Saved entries
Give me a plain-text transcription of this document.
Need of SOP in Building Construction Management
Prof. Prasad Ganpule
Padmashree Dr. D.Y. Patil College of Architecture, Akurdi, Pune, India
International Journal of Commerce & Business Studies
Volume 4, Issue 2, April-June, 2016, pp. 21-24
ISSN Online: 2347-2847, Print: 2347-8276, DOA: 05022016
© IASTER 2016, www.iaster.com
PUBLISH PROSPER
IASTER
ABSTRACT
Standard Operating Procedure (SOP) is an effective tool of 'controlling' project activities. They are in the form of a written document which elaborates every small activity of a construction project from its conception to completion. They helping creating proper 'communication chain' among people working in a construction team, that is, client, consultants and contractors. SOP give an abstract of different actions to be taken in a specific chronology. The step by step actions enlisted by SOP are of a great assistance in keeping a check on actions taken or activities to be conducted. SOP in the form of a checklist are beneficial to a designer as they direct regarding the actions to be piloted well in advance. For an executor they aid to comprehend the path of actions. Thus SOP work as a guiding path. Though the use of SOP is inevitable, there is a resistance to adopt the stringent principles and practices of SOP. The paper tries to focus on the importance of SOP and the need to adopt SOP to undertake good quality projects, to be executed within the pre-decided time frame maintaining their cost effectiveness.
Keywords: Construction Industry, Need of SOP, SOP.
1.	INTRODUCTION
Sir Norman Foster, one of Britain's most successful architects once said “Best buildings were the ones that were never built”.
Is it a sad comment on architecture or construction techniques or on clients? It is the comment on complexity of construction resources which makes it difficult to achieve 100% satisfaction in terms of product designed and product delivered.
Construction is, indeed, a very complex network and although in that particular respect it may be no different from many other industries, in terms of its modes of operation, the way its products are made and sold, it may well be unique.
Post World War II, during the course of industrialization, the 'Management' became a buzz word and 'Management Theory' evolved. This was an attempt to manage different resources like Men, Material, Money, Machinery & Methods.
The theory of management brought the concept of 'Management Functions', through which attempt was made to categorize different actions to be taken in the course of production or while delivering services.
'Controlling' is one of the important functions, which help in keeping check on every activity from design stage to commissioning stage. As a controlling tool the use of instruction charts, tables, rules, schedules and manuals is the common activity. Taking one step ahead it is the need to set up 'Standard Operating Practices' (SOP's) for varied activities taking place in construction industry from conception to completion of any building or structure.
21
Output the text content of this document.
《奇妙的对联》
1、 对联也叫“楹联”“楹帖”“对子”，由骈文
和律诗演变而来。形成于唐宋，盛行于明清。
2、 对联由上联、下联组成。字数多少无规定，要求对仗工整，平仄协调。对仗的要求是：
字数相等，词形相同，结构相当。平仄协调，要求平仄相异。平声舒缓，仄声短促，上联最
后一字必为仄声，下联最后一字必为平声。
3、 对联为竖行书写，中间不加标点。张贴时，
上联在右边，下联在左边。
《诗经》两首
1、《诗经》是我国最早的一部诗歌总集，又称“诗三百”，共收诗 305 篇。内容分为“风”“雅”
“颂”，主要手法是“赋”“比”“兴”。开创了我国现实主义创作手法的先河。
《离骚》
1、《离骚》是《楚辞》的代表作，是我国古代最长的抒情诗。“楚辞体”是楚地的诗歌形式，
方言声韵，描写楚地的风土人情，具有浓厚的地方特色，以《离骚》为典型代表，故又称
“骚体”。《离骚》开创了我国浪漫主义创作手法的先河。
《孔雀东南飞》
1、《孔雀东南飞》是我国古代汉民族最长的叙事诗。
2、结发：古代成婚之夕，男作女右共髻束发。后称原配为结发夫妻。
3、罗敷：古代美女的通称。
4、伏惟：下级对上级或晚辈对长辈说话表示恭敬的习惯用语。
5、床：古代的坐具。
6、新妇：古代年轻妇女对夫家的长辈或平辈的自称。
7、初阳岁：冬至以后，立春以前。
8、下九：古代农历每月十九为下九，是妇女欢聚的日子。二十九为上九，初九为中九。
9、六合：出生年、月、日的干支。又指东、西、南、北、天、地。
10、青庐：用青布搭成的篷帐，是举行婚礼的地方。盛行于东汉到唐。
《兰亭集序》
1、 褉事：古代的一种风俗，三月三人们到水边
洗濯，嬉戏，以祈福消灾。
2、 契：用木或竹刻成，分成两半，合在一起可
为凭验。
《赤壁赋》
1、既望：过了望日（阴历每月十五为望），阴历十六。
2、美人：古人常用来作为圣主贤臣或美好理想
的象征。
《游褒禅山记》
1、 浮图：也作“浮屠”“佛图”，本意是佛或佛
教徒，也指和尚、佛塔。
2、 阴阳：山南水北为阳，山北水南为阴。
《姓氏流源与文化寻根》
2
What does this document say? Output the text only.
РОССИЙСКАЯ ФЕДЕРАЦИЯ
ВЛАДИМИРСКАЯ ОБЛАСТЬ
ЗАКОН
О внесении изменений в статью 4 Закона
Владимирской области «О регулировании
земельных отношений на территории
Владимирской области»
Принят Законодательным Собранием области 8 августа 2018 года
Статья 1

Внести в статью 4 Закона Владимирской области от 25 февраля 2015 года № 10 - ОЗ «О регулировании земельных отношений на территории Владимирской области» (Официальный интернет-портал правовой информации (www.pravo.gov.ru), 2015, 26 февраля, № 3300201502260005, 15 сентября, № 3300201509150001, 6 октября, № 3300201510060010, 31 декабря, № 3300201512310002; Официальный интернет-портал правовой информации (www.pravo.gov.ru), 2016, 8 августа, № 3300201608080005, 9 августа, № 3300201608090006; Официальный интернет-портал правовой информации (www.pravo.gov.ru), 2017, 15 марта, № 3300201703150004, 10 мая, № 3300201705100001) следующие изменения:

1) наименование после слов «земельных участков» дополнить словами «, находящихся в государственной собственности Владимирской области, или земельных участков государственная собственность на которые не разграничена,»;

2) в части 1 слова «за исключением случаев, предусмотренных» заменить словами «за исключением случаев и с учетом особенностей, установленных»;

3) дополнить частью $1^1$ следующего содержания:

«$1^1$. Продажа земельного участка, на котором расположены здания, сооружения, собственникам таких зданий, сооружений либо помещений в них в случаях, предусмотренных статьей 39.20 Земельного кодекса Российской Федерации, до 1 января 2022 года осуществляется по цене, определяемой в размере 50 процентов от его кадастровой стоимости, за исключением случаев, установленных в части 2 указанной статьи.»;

Task statement —
Find each line holding "attempt". Copy it out.

Problem solution —
Post World War II, during the course of industrialization, the 'Management' became a buzz word and 'Management Theory' evolved. This was an attempt to manage different resources like Men, Material, Money, Machinery & Methods.
The theory of management brought the concept of 'Management Functions', through which attempt was made to categorize different actions to be taken in the course of production or while delivering services.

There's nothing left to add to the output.